Spatial annotation records
==========

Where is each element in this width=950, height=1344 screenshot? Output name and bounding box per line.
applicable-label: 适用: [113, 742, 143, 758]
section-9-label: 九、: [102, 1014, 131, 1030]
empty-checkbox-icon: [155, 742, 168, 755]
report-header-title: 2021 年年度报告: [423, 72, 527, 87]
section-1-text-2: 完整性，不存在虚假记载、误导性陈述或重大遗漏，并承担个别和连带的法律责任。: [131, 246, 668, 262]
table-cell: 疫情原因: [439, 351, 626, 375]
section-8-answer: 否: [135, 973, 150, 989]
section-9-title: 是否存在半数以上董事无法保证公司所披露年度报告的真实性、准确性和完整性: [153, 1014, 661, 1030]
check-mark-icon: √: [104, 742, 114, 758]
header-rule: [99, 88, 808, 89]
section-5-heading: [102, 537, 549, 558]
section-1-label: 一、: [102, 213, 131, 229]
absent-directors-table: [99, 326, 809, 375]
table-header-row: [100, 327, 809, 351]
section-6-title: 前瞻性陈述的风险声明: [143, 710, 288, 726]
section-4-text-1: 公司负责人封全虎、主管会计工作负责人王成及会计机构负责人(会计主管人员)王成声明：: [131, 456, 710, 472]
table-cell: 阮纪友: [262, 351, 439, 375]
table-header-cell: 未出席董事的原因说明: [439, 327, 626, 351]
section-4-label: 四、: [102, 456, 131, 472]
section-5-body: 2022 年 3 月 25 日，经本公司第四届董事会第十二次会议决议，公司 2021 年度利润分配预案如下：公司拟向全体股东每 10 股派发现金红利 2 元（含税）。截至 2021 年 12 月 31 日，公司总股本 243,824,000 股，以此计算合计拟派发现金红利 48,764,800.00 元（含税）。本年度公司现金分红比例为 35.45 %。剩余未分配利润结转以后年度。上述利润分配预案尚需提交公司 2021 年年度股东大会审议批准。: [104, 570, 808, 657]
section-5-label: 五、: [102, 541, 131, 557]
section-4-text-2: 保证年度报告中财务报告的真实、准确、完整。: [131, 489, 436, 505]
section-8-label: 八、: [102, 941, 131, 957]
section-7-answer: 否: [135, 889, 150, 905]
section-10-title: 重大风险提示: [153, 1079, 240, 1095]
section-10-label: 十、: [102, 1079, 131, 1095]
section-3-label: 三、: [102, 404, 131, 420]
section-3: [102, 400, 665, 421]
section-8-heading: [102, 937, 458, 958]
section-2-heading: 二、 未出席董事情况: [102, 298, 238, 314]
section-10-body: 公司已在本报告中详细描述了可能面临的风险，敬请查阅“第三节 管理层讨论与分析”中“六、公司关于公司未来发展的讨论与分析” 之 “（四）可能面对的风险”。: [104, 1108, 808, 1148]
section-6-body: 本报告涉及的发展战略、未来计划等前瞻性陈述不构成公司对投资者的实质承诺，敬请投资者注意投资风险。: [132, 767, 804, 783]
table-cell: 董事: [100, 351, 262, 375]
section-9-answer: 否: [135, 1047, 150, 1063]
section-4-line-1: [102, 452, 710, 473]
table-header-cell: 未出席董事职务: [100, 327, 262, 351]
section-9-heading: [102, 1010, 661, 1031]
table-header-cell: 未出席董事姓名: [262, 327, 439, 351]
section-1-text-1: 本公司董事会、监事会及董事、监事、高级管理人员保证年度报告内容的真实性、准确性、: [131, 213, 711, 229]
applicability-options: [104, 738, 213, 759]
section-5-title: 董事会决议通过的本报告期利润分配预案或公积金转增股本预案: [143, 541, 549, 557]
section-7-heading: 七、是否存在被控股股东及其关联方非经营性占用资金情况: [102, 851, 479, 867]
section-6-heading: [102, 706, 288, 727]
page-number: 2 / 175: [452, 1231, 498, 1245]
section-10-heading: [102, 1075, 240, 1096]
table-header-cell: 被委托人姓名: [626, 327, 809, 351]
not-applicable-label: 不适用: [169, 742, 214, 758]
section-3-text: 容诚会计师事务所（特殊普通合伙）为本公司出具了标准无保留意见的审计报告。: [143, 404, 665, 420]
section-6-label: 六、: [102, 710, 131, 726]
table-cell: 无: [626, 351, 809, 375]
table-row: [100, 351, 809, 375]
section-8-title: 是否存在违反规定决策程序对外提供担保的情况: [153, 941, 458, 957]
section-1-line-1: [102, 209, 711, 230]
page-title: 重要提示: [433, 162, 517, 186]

==========

-- INSTRUCTIONS FOR THE TASK --
Reproduce all of the material above verbatim, line by line, without any alteration.

-- ANSWER TO THE PROBLEM --
Where is each element in this width=950, height=1344 screenshot? Output name and bounding box per line.
applicable-label: 适用: [113, 742, 143, 758]
section-9-label: 九、: [102, 1014, 131, 1030]
empty-checkbox-icon: [155, 742, 168, 755]
report-header-title: 2021 年年度报告: [423, 72, 527, 87]
section-1-text-2: 完整性，不存在虚假记载、误导性陈述或重大遗漏，并承担个别和连带的法律责任。: [131, 246, 668, 262]
table-cell: 疫情原因: [439, 351, 626, 375]
section-8-answer: 否: [135, 973, 150, 989]
section-9-title: 是否存在半数以上董事无法保证公司所披露年度报告的真实性、准确性和完整性: [153, 1014, 661, 1030]
check-mark-icon: √: [104, 742, 114, 758]
header-rule: [99, 88, 808, 89]
section-5-heading: [102, 537, 549, 558]
section-1-label: 一、: [102, 213, 131, 229]
absent-directors-table: [99, 326, 809, 375]
table-header-row: [100, 327, 809, 351]
section-6-title: 前瞻性陈述的风险声明: [143, 710, 288, 726]
section-4-text-1: 公司负责人封全虎、主管会计工作负责人王成及会计机构负责人(会计主管人员)王成声明：: [131, 456, 710, 472]
table-cell: 阮纪友: [262, 351, 439, 375]
table-header-cell: 未出席董事的原因说明: [439, 327, 626, 351]
section-4-label: 四、: [102, 456, 131, 472]
section-5-body: 2022 年 3 月 25 日，经本公司第四届董事会第十二次会议决议，公司 2021 年度利润分配预案如下：公司拟向全体股东每 10 股派发现金红利 2 元（含税）。截至 2021 年 12 月 31 日，公司总股本 243,824,000 股，以此计算合计拟派发现金红利 48,764,800.00 元（含税）。本年度公司现金分红比例为 35.45 %。剩余未分配利润结转以后年度。上述利润分配预案尚需提交公司 2021 年年度股东大会审议批准。: [104, 570, 808, 657]
section-5-label: 五、: [102, 541, 131, 557]
section-4-text-2: 保证年度报告中财务报告的真实、准确、完整。: [131, 489, 436, 505]
section-8-label: 八、: [102, 941, 131, 957]
section-7-answer: 否: [135, 889, 150, 905]
section-10-title: 重大风险提示: [153, 1079, 240, 1095]
section-10-label: 十、: [102, 1079, 131, 1095]
section-3-label: 三、: [102, 404, 131, 420]
section-3: [102, 400, 665, 421]
section-8-heading: [102, 937, 458, 958]
section-2-heading: 二、 未出席董事情况: [102, 298, 238, 314]
section-10-body: 公司已在本报告中详细描述了可能面临的风险，敬请查阅“第三节 管理层讨论与分析”中“六、公司关于公司未来发展的讨论与分析” 之 “（四）可能面对的风险”。: [104, 1108, 808, 1148]
section-6-body: 本报告涉及的发展战略、未来计划等前瞻性陈述不构成公司对投资者的实质承诺，敬请投资者注意投资风险。: [132, 767, 804, 783]
table-cell: 董事: [100, 351, 262, 375]
section-9-answer: 否: [135, 1047, 150, 1063]
section-4-line-1: [102, 452, 710, 473]
table-header-cell: 未出席董事职务: [100, 327, 262, 351]
section-9-heading: [102, 1010, 661, 1031]
table-header-cell: 未出席董事姓名: [262, 327, 439, 351]
section-1-text-1: 本公司董事会、监事会及董事、监事、高级管理人员保证年度报告内容的真实性、准确性、: [131, 213, 711, 229]
applicability-options: [104, 738, 213, 759]
section-5-title: 董事会决议通过的本报告期利润分配预案或公积金转增股本预案: [143, 541, 549, 557]
section-7-heading: 七、是否存在被控股股东及其关联方非经营性占用资金情况: [102, 851, 479, 867]
section-6-heading: [102, 706, 288, 727]
page-number: 2 / 175: [452, 1231, 498, 1245]
section-10-heading: [102, 1075, 240, 1096]
table-header-cell: 被委托人姓名: [626, 327, 809, 351]
not-applicable-label: 不适用: [169, 742, 214, 758]
section-3-text: 容诚会计师事务所（特殊普通合伙）为本公司出具了标准无保留意见的审计报告。: [143, 404, 665, 420]
section-6-label: 六、: [102, 710, 131, 726]
table-cell: 无: [626, 351, 809, 375]
table-row: [100, 351, 809, 375]
section-8-title: 是否存在违反规定决策程序对外提供担保的情况: [153, 941, 458, 957]
section-1-line-1: [102, 209, 711, 230]
page-title: 重要提示: [433, 162, 517, 186]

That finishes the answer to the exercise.